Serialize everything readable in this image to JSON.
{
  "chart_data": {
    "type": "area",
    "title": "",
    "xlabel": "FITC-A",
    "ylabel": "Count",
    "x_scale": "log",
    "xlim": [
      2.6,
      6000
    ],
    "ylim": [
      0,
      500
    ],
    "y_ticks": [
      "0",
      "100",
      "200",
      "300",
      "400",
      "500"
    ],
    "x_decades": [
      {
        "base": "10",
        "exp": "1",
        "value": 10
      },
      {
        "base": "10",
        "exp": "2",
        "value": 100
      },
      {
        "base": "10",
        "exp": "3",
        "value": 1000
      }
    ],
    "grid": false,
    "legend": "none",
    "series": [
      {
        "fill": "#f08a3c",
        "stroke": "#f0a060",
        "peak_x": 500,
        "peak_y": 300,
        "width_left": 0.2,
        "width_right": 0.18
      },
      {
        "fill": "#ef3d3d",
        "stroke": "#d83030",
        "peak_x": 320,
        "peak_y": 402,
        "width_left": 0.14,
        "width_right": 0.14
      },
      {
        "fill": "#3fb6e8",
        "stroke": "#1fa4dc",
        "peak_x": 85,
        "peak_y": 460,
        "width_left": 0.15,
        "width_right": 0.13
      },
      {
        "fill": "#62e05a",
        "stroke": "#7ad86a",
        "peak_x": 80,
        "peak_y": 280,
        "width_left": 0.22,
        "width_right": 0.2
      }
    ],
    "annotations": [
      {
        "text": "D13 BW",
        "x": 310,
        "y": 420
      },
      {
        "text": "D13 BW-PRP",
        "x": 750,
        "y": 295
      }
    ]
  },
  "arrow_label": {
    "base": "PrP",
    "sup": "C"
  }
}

- **Task directions**: Reproduce each entry exactly, leaving out nothing.

- **Solved exercise**:
Serialize everything readable in this image to JSON.
{
  "chart_data": {
    "type": "area",
    "title": "",
    "xlabel": "FITC-A",
    "ylabel": "Count",
    "x_scale": "log",
    "xlim": [
      2.6,
      6000
    ],
    "ylim": [
      0,
      500
    ],
    "y_ticks": [
      "0",
      "100",
      "200",
      "300",
      "400",
      "500"
    ],
    "x_decades": [
      {
        "base": "10",
        "exp": "1",
        "value": 10
      },
      {
        "base": "10",
        "exp": "2",
        "value": 100
      },
      {
        "base": "10",
        "exp": "3",
        "value": 1000
      }
    ],
    "grid": false,
    "legend": "none",
    "series": [
      {
        "fill": "#f08a3c",
        "stroke": "#f0a060",
        "peak_x": 500,
        "peak_y": 300,
        "width_left": 0.2,
        "width_right": 0.18
      },
      {
        "fill": "#ef3d3d",
        "stroke": "#d83030",
        "peak_x": 320,
        "peak_y": 402,
        "width_left": 0.14,
        "width_right": 0.14
      },
      {
        "fill": "#3fb6e8",
        "stroke": "#1fa4dc",
        "peak_x": 85,
        "peak_y": 460,
        "width_left": 0.15,
        "width_right": 0.13
      },
      {
        "fill": "#62e05a",
        "stroke": "#7ad86a",
        "peak_x": 80,
        "peak_y": 280,
        "width_left": 0.22,
        "width_right": 0.2
      }
    ],
    "annotations": [
      {
        "text": "D13 BW",
        "x": 310,
        "y": 420
      },
      {
        "text": "D13 BW-PRP",
        "x": 750,
        "y": 295
      }
    ]
  },
  "arrow_label": {
    "base": "PrP",
    "sup": "C"
  }
}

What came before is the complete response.